» **What to work on**: The expected answer is a bare count of the lines in the data below that contain "Daily".

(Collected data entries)
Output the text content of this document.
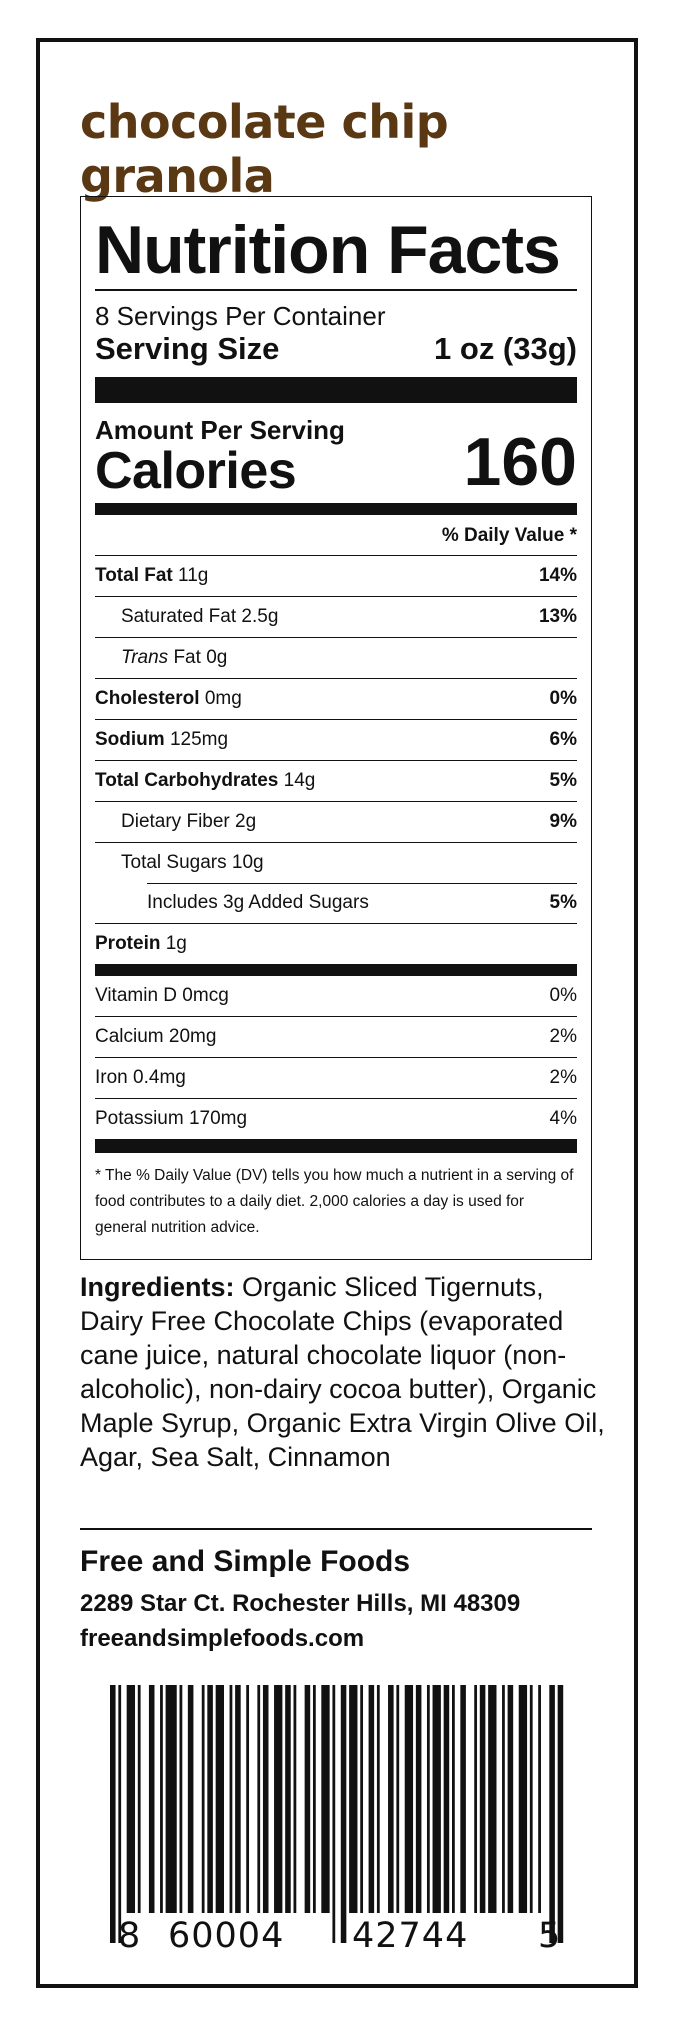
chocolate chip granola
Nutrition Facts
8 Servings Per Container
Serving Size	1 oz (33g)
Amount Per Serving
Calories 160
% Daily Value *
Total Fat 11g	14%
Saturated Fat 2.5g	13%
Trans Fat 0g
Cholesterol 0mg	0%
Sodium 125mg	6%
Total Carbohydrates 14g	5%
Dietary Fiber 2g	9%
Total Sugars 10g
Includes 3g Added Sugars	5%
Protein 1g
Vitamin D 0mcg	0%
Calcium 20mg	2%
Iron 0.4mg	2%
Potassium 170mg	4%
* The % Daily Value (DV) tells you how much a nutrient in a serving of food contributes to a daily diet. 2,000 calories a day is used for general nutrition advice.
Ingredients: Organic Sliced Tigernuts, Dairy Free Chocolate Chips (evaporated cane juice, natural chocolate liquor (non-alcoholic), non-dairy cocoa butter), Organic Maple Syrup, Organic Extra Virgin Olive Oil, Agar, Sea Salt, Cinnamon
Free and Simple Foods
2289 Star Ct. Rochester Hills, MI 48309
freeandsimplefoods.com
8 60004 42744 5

--

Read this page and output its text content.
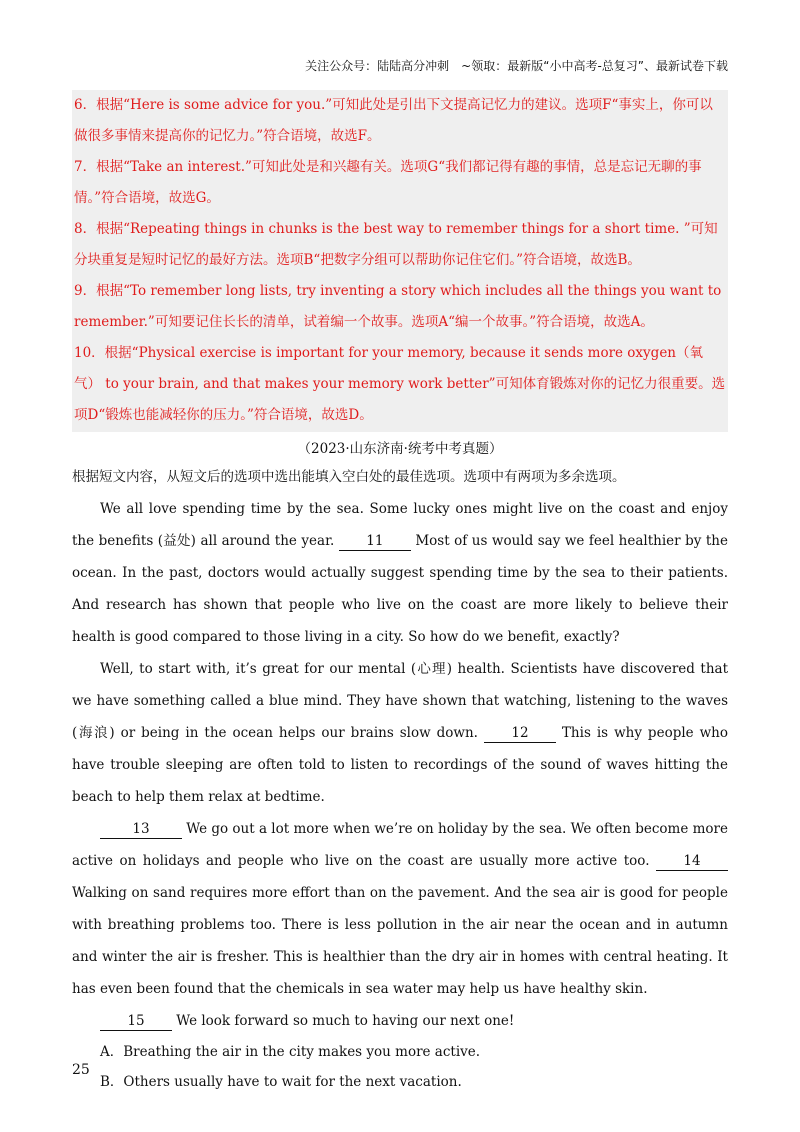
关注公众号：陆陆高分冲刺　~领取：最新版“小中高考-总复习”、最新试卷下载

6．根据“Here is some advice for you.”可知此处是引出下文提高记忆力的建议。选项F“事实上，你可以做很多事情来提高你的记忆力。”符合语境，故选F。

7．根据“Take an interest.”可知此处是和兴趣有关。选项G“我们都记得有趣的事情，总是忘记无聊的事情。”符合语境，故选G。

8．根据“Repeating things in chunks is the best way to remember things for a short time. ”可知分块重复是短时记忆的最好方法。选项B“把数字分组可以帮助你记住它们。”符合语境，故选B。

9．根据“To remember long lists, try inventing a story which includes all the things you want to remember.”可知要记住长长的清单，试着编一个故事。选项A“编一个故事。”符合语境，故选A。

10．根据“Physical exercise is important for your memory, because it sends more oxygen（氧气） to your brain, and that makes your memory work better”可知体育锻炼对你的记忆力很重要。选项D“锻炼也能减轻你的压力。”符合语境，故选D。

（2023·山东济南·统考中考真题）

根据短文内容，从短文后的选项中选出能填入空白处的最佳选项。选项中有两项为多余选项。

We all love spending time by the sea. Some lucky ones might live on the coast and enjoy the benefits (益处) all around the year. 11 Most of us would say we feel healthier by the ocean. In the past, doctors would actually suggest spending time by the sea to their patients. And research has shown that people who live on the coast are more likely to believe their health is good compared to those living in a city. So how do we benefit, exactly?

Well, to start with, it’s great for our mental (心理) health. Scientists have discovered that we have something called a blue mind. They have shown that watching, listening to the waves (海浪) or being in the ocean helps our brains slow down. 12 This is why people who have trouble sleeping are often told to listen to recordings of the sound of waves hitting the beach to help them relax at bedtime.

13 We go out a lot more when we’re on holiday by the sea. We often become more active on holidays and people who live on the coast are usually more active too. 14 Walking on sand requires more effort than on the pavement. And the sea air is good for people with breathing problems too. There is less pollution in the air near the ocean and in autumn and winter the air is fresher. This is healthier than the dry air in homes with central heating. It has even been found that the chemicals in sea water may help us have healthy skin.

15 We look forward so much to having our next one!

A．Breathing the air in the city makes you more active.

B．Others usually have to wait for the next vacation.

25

» **Completed task**: 2